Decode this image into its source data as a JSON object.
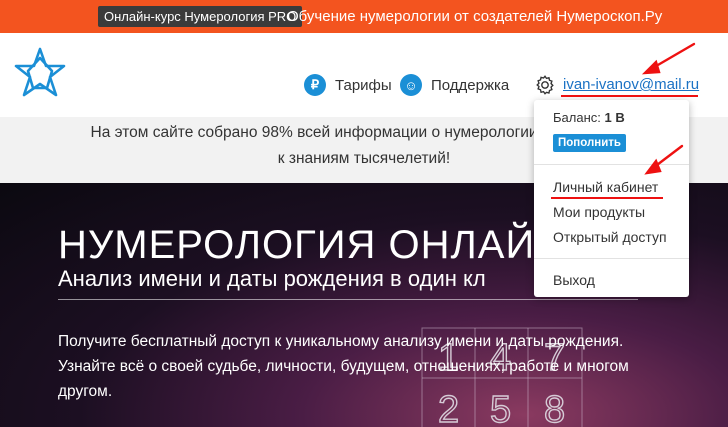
{
  "promo": {
    "badge": "Онлайн-курс Нумерология PRO",
    "text": "Обучение нумерологии от создателей Нумероскоп.Ру"
  },
  "nav": {
    "tariffs": "Тарифы",
    "tariffs_icon_glyph": "₽",
    "support": "Поддержка",
    "support_icon_glyph": "☺",
    "user_email": "ivan-ivanov@mail.ru"
  },
  "info": {
    "line1": "На этом сайте собрано 98% всей информации о нумерологии. Нумеро",
    "line2": "к знаниям тысячелетий!"
  },
  "hero": {
    "title": "НУМЕРОЛОГИЯ ОНЛАЙ",
    "subtitle": "Анализ имени и даты рождения в один кл",
    "desc1": "Получите бесплатный доступ к уникальному анализу имени и даты рождения.",
    "desc2": "Узнайте всё о своей судьбе, личности, будущем, отношениях, работе и многом",
    "desc3": "другом.",
    "grid_numbers": [
      "1",
      "4",
      "7",
      "2",
      "5",
      "8"
    ]
  },
  "dropdown": {
    "balance_label": "Баланс:",
    "balance_value": "1 B",
    "topup": "Пополнить",
    "items": [
      "Личный кабинет",
      "Мои продукты",
      "Открытый доступ"
    ],
    "logout": "Выход"
  },
  "colors": {
    "promo_bg": "#f3541f",
    "accent_blue": "#1b8fd6",
    "annotation_red": "#e11111"
  }
}
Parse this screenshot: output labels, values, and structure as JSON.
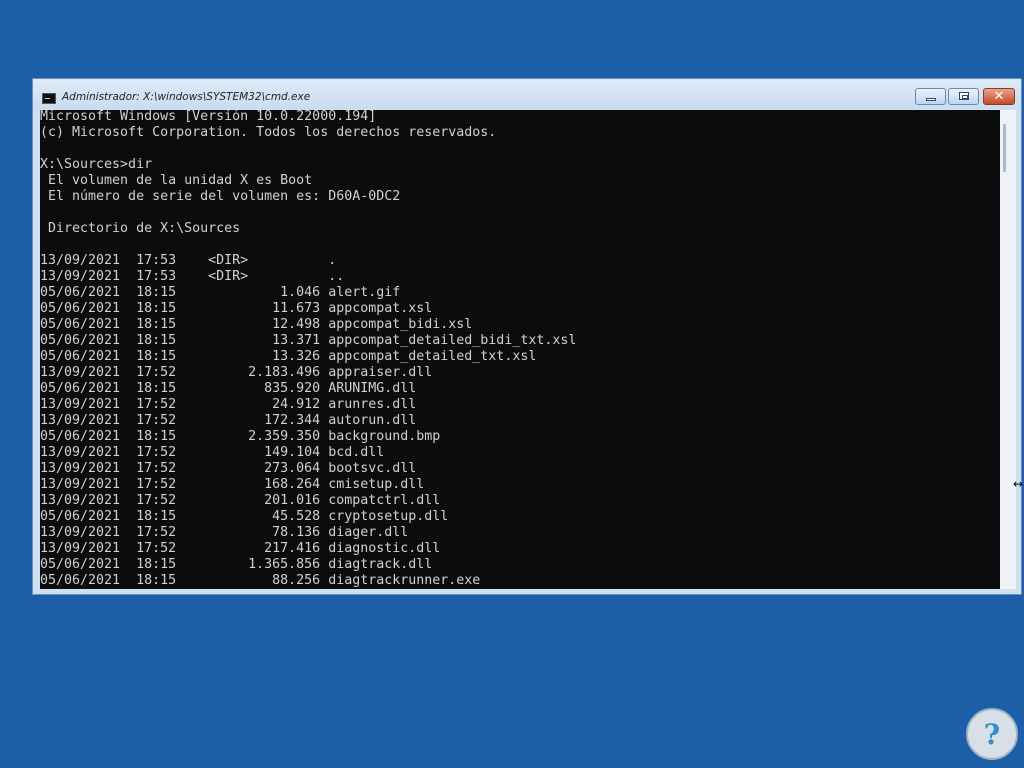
{
  "window": {
    "title": "Administrador: X:\\windows\\SYSTEM32\\cmd.exe",
    "icon": "cmd-console-icon",
    "controls": {
      "minimize": "minimize-icon",
      "maximize": "maximize-icon",
      "close": "close-icon",
      "close_glyph": "✕"
    }
  },
  "console": {
    "lines": [
      "Microsoft Windows [Versión 10.0.22000.194]",
      "(c) Microsoft Corporation. Todos los derechos reservados.",
      "",
      "X:\\Sources>dir",
      " El volumen de la unidad X es Boot",
      " El número de serie del volumen es: D60A-0DC2",
      "",
      " Directorio de X:\\Sources",
      "",
      "13/09/2021  17:53    <DIR>          .",
      "13/09/2021  17:53    <DIR>          ..",
      "05/06/2021  18:15             1.046 alert.gif",
      "05/06/2021  18:15            11.673 appcompat.xsl",
      "05/06/2021  18:15            12.498 appcompat_bidi.xsl",
      "05/06/2021  18:15            13.371 appcompat_detailed_bidi_txt.xsl",
      "05/06/2021  18:15            13.326 appcompat_detailed_txt.xsl",
      "13/09/2021  17:52         2.183.496 appraiser.dll",
      "05/06/2021  18:15           835.920 ARUNIMG.dll",
      "13/09/2021  17:52            24.912 arunres.dll",
      "13/09/2021  17:52           172.344 autorun.dll",
      "05/06/2021  18:15         2.359.350 background.bmp",
      "13/09/2021  17:52           149.104 bcd.dll",
      "13/09/2021  17:52           273.064 bootsvc.dll",
      "13/09/2021  17:52           168.264 cmisetup.dll",
      "13/09/2021  17:52           201.016 compatctrl.dll",
      "05/06/2021  18:15            45.528 cryptosetup.dll",
      "13/09/2021  17:52            78.136 diager.dll",
      "13/09/2021  17:52           217.416 diagnostic.dll",
      "05/06/2021  18:15         1.365.856 diagtrack.dll",
      "05/06/2021  18:15            88.256 diagtrackrunner.exe"
    ]
  },
  "colors": {
    "desktop": "#1c5fa8",
    "console_bg": "#0c0c0c",
    "console_fg": "#d2d2d2"
  },
  "watermark": {
    "icon": "help-logo-icon",
    "glyph": "?"
  }
}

**EXERCISE DETAILS**
Extract, from the material above, each line holding the word "Microsoft".

**OUTPUT BELOW**
      "Microsoft Windows [Versión 10.0.22000.194]",
      "(c) Microsoft Corporation. Todos los derechos reservados.",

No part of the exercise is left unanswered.